--- begin ---

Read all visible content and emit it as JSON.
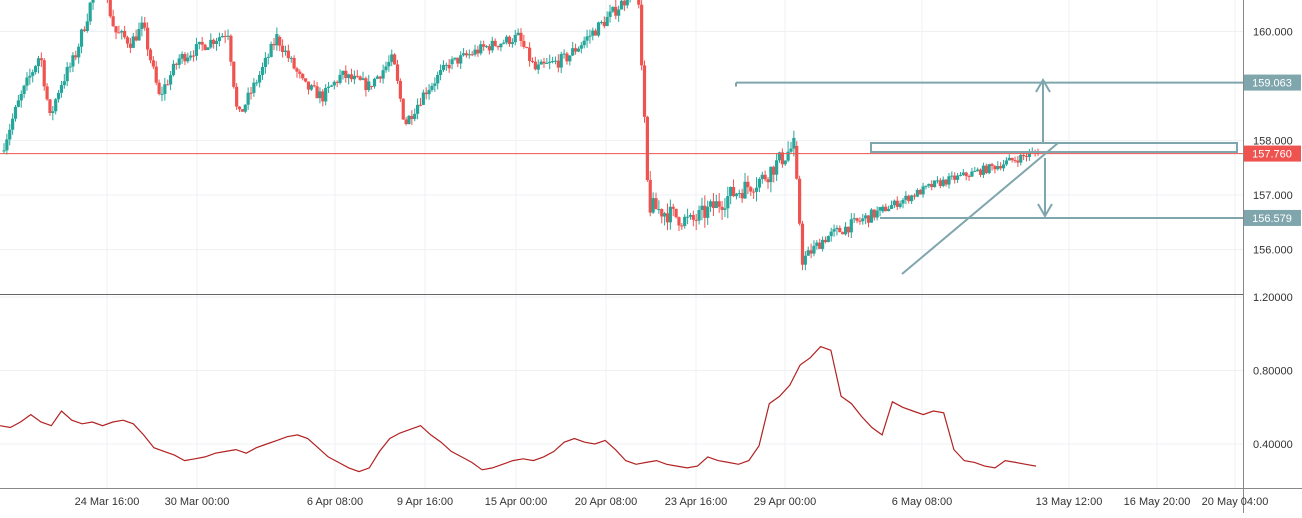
{
  "colors": {
    "up": "#26a69a",
    "down": "#ef5350",
    "drawing": "#7fa5ad",
    "price_line": "#ef5350",
    "indicator": "#b22222",
    "axis_text": "#333333",
    "grid": "#eef1f4"
  },
  "chart_data": [
    {
      "type": "candlestick",
      "title": "",
      "xlabel": "",
      "ylabel": "",
      "ylim": [
        155.1,
        161.5
      ],
      "grid": true,
      "x_ticks": [
        "24 Mar 16:00",
        "30 Mar 00:00",
        "6 Apr 08:00",
        "9 Apr 16:00",
        "15 Apr 00:00",
        "20 Apr 08:00",
        "23 Apr 16:00",
        "29 Apr 00:00",
        "6 May 08:00",
        "13 May 12:00",
        "16 May 20:00",
        "20 May 04:00"
      ],
      "y_ticks": [
        "156.000",
        "157.000",
        "158.000",
        "160.000"
      ],
      "last_price": 157.76,
      "last_price_label": "157.760",
      "levels": [
        {
          "label": "159.063",
          "value": 159.063
        },
        {
          "label": "156.579",
          "value": 156.579
        }
      ],
      "segments": [
        {
          "n": 34,
          "start": 157.8,
          "path": [
            [
              158.7,
              0.18
            ],
            [
              159.6,
              0.4
            ],
            [
              158.4,
              0.5
            ],
            [
              159.0,
              0.6
            ],
            [
              159.5,
              0.75
            ],
            [
              160.4,
              0.9
            ],
            [
              161.2,
              1.0
            ]
          ],
          "vol": 0.16
        },
        {
          "n": 28,
          "start": 161.2,
          "path": [
            [
              160.0,
              0.2
            ],
            [
              159.8,
              0.4
            ],
            [
              160.1,
              0.55
            ],
            [
              158.8,
              0.75
            ],
            [
              159.5,
              1.0
            ]
          ],
          "vol": 0.15
        },
        {
          "n": 34,
          "start": 159.5,
          "path": [
            [
              159.8,
              0.3
            ],
            [
              160.0,
              0.5
            ],
            [
              158.4,
              0.6
            ],
            [
              159.3,
              0.85
            ],
            [
              159.9,
              1.0
            ]
          ],
          "vol": 0.14
        },
        {
          "n": 32,
          "start": 159.9,
          "path": [
            [
              159.0,
              0.3
            ],
            [
              158.8,
              0.5
            ],
            [
              159.2,
              0.7
            ],
            [
              159.0,
              1.0
            ]
          ],
          "vol": 0.14
        },
        {
          "n": 28,
          "start": 159.0,
          "path": [
            [
              159.5,
              0.3
            ],
            [
              158.3,
              0.45
            ],
            [
              158.9,
              0.7
            ],
            [
              159.4,
              1.0
            ]
          ],
          "vol": 0.14
        },
        {
          "n": 30,
          "start": 159.4,
          "path": [
            [
              159.7,
              0.4
            ],
            [
              159.9,
              0.8
            ],
            [
              159.3,
              1.0
            ]
          ],
          "vol": 0.13
        },
        {
          "n": 35,
          "start": 159.3,
          "path": [
            [
              159.5,
              0.3
            ],
            [
              160.3,
              0.75
            ],
            [
              160.6,
              0.9
            ],
            [
              161.4,
              1.0
            ]
          ],
          "vol": 0.15
        },
        {
          "n": 55,
          "start": 161.4,
          "path": [
            [
              156.8,
              0.08
            ],
            [
              156.5,
              0.35
            ],
            [
              157.0,
              0.6
            ],
            [
              157.3,
              0.8
            ],
            [
              157.9,
              1.0
            ]
          ],
          "vol": 0.22
        },
        {
          "n": 30,
          "start": 157.9,
          "path": [
            [
              155.8,
              0.1
            ],
            [
              156.2,
              0.35
            ],
            [
              156.4,
              0.6
            ],
            [
              156.7,
              1.0
            ]
          ],
          "vol": 0.14
        },
        {
          "n": 55,
          "start": 156.7,
          "path": [
            [
              157.2,
              0.35
            ],
            [
              157.5,
              0.7
            ],
            [
              157.8,
              1.0
            ]
          ],
          "vol": 0.1
        }
      ]
    },
    {
      "type": "line",
      "title": "",
      "ylim": [
        0.15,
        1.2
      ],
      "y_ticks": [
        "0.40000",
        "0.80000",
        "1.20000"
      ],
      "series": [
        {
          "values": [
            0.5,
            0.49,
            0.52,
            0.56,
            0.52,
            0.5,
            0.58,
            0.53,
            0.51,
            0.52,
            0.5,
            0.52,
            0.53,
            0.51,
            0.45,
            0.38,
            0.36,
            0.34,
            0.31,
            0.32,
            0.33,
            0.35,
            0.36,
            0.37,
            0.35,
            0.38,
            0.4,
            0.42,
            0.44,
            0.45,
            0.43,
            0.38,
            0.33,
            0.3,
            0.27,
            0.25,
            0.27,
            0.36,
            0.43,
            0.46,
            0.48,
            0.5,
            0.45,
            0.41,
            0.36,
            0.33,
            0.3,
            0.26,
            0.27,
            0.29,
            0.31,
            0.32,
            0.31,
            0.33,
            0.36,
            0.41,
            0.43,
            0.41,
            0.4,
            0.42,
            0.37,
            0.31,
            0.29,
            0.3,
            0.31,
            0.29,
            0.28,
            0.27,
            0.28,
            0.33,
            0.31,
            0.3,
            0.29,
            0.31,
            0.39,
            0.62,
            0.66,
            0.72,
            0.83,
            0.87,
            0.93,
            0.91,
            0.66,
            0.62,
            0.55,
            0.49,
            0.45,
            0.63,
            0.6,
            0.58,
            0.56,
            0.58,
            0.57,
            0.37,
            0.31,
            0.3,
            0.28,
            0.27,
            0.31,
            0.3,
            0.29,
            0.28
          ]
        }
      ]
    }
  ]
}
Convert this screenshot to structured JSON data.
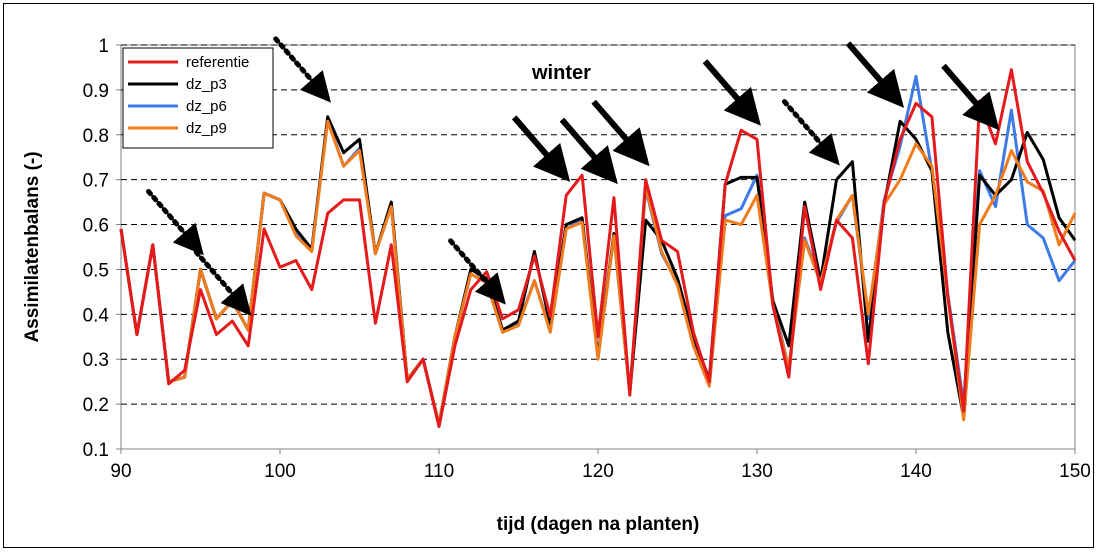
{
  "chart_data": {
    "type": "line",
    "title": "",
    "xlabel": "tijd (dagen na planten)",
    "ylabel": "Assimilatenbalans (-)",
    "xlim": [
      90,
      150
    ],
    "ylim": [
      0.1,
      1.0
    ],
    "xticks": [
      "90",
      "100",
      "110",
      "120",
      "130",
      "140",
      "150"
    ],
    "yticks": [
      "0.1",
      "0.2",
      "0.3",
      "0.4",
      "0.5",
      "0.6",
      "0.7",
      "0.8",
      "0.9",
      "1"
    ],
    "grid": "horizontal dashed",
    "legend_position": "top-left",
    "annotation": "winter",
    "series": [
      {
        "name": "dz_p6",
        "color": "#3d7be6",
        "points": [
          [
            90,
            0.59
          ],
          [
            91,
            0.355
          ],
          [
            92,
            0.555
          ],
          [
            93,
            0.25
          ],
          [
            94,
            0.26
          ],
          [
            95,
            0.5
          ],
          [
            96,
            0.39
          ],
          [
            97,
            0.43
          ],
          [
            98,
            0.365
          ],
          [
            99,
            0.67
          ],
          [
            100,
            0.655
          ],
          [
            101,
            0.585
          ],
          [
            102,
            0.545
          ],
          [
            103,
            0.835
          ],
          [
            104,
            0.73
          ],
          [
            105,
            0.77
          ],
          [
            106,
            0.535
          ],
          [
            107,
            0.645
          ],
          [
            108,
            0.255
          ],
          [
            109,
            0.3
          ],
          [
            110,
            0.155
          ],
          [
            111,
            0.35
          ],
          [
            112,
            0.49
          ],
          [
            113,
            0.47
          ],
          [
            114,
            0.36
          ],
          [
            115,
            0.38
          ],
          [
            116,
            0.475
          ],
          [
            117,
            0.365
          ],
          [
            118,
            0.59
          ],
          [
            119,
            0.61
          ],
          [
            120,
            0.305
          ],
          [
            121,
            0.575
          ],
          [
            122,
            0.225
          ],
          [
            123,
            0.68
          ],
          [
            124,
            0.535
          ],
          [
            125,
            0.47
          ],
          [
            126,
            0.345
          ],
          [
            127,
            0.24
          ],
          [
            128,
            0.62
          ],
          [
            129,
            0.635
          ],
          [
            130,
            0.71
          ],
          [
            131,
            0.43
          ],
          [
            132,
            0.28
          ],
          [
            133,
            0.57
          ],
          [
            134,
            0.475
          ],
          [
            135,
            0.605
          ],
          [
            136,
            0.665
          ],
          [
            137,
            0.39
          ],
          [
            138,
            0.655
          ],
          [
            139,
            0.775
          ],
          [
            140,
            0.93
          ],
          [
            141,
            0.72
          ],
          [
            142,
            0.445
          ],
          [
            143,
            0.2
          ],
          [
            144,
            0.72
          ],
          [
            145,
            0.64
          ],
          [
            146,
            0.855
          ],
          [
            147,
            0.6
          ],
          [
            148,
            0.57
          ],
          [
            149,
            0.475
          ],
          [
            150,
            0.52
          ]
        ]
      },
      {
        "name": "dz_p3",
        "color": "#000000",
        "points": [
          [
            90,
            0.59
          ],
          [
            91,
            0.355
          ],
          [
            92,
            0.555
          ],
          [
            93,
            0.25
          ],
          [
            94,
            0.26
          ],
          [
            95,
            0.5
          ],
          [
            96,
            0.39
          ],
          [
            97,
            0.43
          ],
          [
            98,
            0.365
          ],
          [
            99,
            0.67
          ],
          [
            100,
            0.655
          ],
          [
            101,
            0.59
          ],
          [
            102,
            0.545
          ],
          [
            103,
            0.84
          ],
          [
            104,
            0.76
          ],
          [
            105,
            0.79
          ],
          [
            106,
            0.535
          ],
          [
            107,
            0.65
          ],
          [
            108,
            0.255
          ],
          [
            109,
            0.3
          ],
          [
            110,
            0.155
          ],
          [
            111,
            0.35
          ],
          [
            112,
            0.5
          ],
          [
            113,
            0.48
          ],
          [
            114,
            0.365
          ],
          [
            115,
            0.385
          ],
          [
            116,
            0.54
          ],
          [
            117,
            0.375
          ],
          [
            118,
            0.6
          ],
          [
            119,
            0.615
          ],
          [
            120,
            0.305
          ],
          [
            121,
            0.58
          ],
          [
            122,
            0.225
          ],
          [
            123,
            0.61
          ],
          [
            124,
            0.565
          ],
          [
            125,
            0.48
          ],
          [
            126,
            0.35
          ],
          [
            127,
            0.255
          ],
          [
            128,
            0.69
          ],
          [
            129,
            0.705
          ],
          [
            130,
            0.705
          ],
          [
            131,
            0.43
          ],
          [
            132,
            0.33
          ],
          [
            133,
            0.65
          ],
          [
            134,
            0.475
          ],
          [
            135,
            0.7
          ],
          [
            136,
            0.74
          ],
          [
            137,
            0.34
          ],
          [
            138,
            0.645
          ],
          [
            139,
            0.83
          ],
          [
            140,
            0.79
          ],
          [
            141,
            0.72
          ],
          [
            142,
            0.36
          ],
          [
            143,
            0.17
          ],
          [
            144,
            0.71
          ],
          [
            145,
            0.665
          ],
          [
            146,
            0.7
          ],
          [
            147,
            0.805
          ],
          [
            148,
            0.745
          ],
          [
            149,
            0.615
          ],
          [
            150,
            0.565
          ]
        ]
      },
      {
        "name": "dz_p9",
        "color": "#f07c1e",
        "points": [
          [
            90,
            0.59
          ],
          [
            91,
            0.355
          ],
          [
            92,
            0.555
          ],
          [
            93,
            0.25
          ],
          [
            94,
            0.26
          ],
          [
            95,
            0.5
          ],
          [
            96,
            0.39
          ],
          [
            97,
            0.43
          ],
          [
            98,
            0.365
          ],
          [
            99,
            0.67
          ],
          [
            100,
            0.655
          ],
          [
            101,
            0.575
          ],
          [
            102,
            0.54
          ],
          [
            103,
            0.83
          ],
          [
            104,
            0.73
          ],
          [
            105,
            0.765
          ],
          [
            106,
            0.535
          ],
          [
            107,
            0.64
          ],
          [
            108,
            0.255
          ],
          [
            109,
            0.3
          ],
          [
            110,
            0.155
          ],
          [
            111,
            0.35
          ],
          [
            112,
            0.49
          ],
          [
            113,
            0.47
          ],
          [
            114,
            0.36
          ],
          [
            115,
            0.375
          ],
          [
            116,
            0.475
          ],
          [
            117,
            0.36
          ],
          [
            118,
            0.59
          ],
          [
            119,
            0.605
          ],
          [
            120,
            0.3
          ],
          [
            121,
            0.575
          ],
          [
            122,
            0.225
          ],
          [
            123,
            0.685
          ],
          [
            124,
            0.54
          ],
          [
            125,
            0.465
          ],
          [
            126,
            0.33
          ],
          [
            127,
            0.24
          ],
          [
            128,
            0.61
          ],
          [
            129,
            0.6
          ],
          [
            130,
            0.665
          ],
          [
            131,
            0.42
          ],
          [
            132,
            0.28
          ],
          [
            133,
            0.565
          ],
          [
            134,
            0.47
          ],
          [
            135,
            0.61
          ],
          [
            136,
            0.665
          ],
          [
            137,
            0.4
          ],
          [
            138,
            0.645
          ],
          [
            139,
            0.7
          ],
          [
            140,
            0.78
          ],
          [
            141,
            0.73
          ],
          [
            142,
            0.44
          ],
          [
            143,
            0.165
          ],
          [
            144,
            0.6
          ],
          [
            145,
            0.665
          ],
          [
            146,
            0.765
          ],
          [
            147,
            0.695
          ],
          [
            148,
            0.675
          ],
          [
            149,
            0.555
          ],
          [
            150,
            0.625
          ]
        ]
      },
      {
        "name": "referentie",
        "color": "#e41a1c",
        "points": [
          [
            90,
            0.59
          ],
          [
            91,
            0.355
          ],
          [
            92,
            0.555
          ],
          [
            93,
            0.245
          ],
          [
            94,
            0.275
          ],
          [
            95,
            0.455
          ],
          [
            96,
            0.355
          ],
          [
            97,
            0.385
          ],
          [
            98,
            0.33
          ],
          [
            99,
            0.59
          ],
          [
            100,
            0.505
          ],
          [
            101,
            0.52
          ],
          [
            102,
            0.455
          ],
          [
            103,
            0.625
          ],
          [
            104,
            0.655
          ],
          [
            105,
            0.655
          ],
          [
            106,
            0.38
          ],
          [
            107,
            0.555
          ],
          [
            108,
            0.25
          ],
          [
            109,
            0.3
          ],
          [
            110,
            0.15
          ],
          [
            111,
            0.33
          ],
          [
            112,
            0.455
          ],
          [
            113,
            0.495
          ],
          [
            114,
            0.39
          ],
          [
            115,
            0.41
          ],
          [
            116,
            0.53
          ],
          [
            117,
            0.395
          ],
          [
            118,
            0.665
          ],
          [
            119,
            0.71
          ],
          [
            120,
            0.35
          ],
          [
            121,
            0.66
          ],
          [
            122,
            0.22
          ],
          [
            123,
            0.7
          ],
          [
            124,
            0.565
          ],
          [
            125,
            0.54
          ],
          [
            126,
            0.36
          ],
          [
            127,
            0.25
          ],
          [
            128,
            0.69
          ],
          [
            129,
            0.81
          ],
          [
            130,
            0.79
          ],
          [
            131,
            0.42
          ],
          [
            132,
            0.26
          ],
          [
            133,
            0.64
          ],
          [
            134,
            0.455
          ],
          [
            135,
            0.61
          ],
          [
            136,
            0.57
          ],
          [
            137,
            0.29
          ],
          [
            138,
            0.65
          ],
          [
            139,
            0.79
          ],
          [
            140,
            0.87
          ],
          [
            141,
            0.84
          ],
          [
            142,
            0.44
          ],
          [
            143,
            0.185
          ],
          [
            144,
            0.875
          ],
          [
            145,
            0.78
          ],
          [
            146,
            0.945
          ],
          [
            147,
            0.74
          ],
          [
            148,
            0.67
          ],
          [
            149,
            0.585
          ],
          [
            150,
            0.52
          ]
        ]
      }
    ],
    "legend_order": [
      "referentie",
      "dz_p3",
      "dz_p6",
      "dz_p9"
    ],
    "arrows_solid_at_x": [
      118,
      121,
      123,
      130,
      139,
      145
    ],
    "arrows_dotted_at_x": [
      95,
      98,
      103,
      114,
      135
    ]
  }
}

--- end ---

Using the records above, copy every line that has the word "name" in it.

        "name": "dz_p6",
        "name": "dz_p3",
        "name": "dz_p9",
        "name": "referentie",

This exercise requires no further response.